__THE REQUEST__
Repeat the material below exactly, line for line.

__EXTRACTED RECORDS__
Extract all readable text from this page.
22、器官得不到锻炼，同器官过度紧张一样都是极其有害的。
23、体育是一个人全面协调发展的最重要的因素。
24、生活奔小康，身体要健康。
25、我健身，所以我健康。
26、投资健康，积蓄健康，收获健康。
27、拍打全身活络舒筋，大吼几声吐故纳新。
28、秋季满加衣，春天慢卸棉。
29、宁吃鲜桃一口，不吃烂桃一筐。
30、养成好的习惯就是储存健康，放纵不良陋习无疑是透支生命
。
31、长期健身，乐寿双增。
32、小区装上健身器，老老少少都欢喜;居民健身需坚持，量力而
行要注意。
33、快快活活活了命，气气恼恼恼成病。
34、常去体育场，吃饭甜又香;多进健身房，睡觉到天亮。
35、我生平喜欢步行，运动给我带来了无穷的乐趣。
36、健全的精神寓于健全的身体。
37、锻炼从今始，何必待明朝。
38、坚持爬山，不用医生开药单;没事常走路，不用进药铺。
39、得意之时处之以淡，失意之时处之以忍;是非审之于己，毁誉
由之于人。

__RESPONSE TO THIS EXERCISE__
Extract all readable text from this page.
22、器官得不到锻炼，同器官过度紧张一样都是极其有害的。
23、体育是一个人全面协调发展的最重要的因素。
24、生活奔小康，身体要健康。
25、我健身，所以我健康。
26、投资健康，积蓄健康，收获健康。
27、拍打全身活络舒筋，大吼几声吐故纳新。
28、秋季满加衣，春天慢卸棉。
29、宁吃鲜桃一口，不吃烂桃一筐。
30、养成好的习惯就是储存健康，放纵不良陋习无疑是透支生命
。
31、长期健身，乐寿双增。
32、小区装上健身器，老老少少都欢喜;居民健身需坚持，量力而
行要注意。
33、快快活活活了命，气气恼恼恼成病。
34、常去体育场，吃饭甜又香;多进健身房，睡觉到天亮。
35、我生平喜欢步行，运动给我带来了无穷的乐趣。
36、健全的精神寓于健全的身体。
37、锻炼从今始，何必待明朝。
38、坚持爬山，不用医生开药单;没事常走路，不用进药铺。
39、得意之时处之以淡，失意之时处之以忍;是非审之于己，毁誉
由之于人。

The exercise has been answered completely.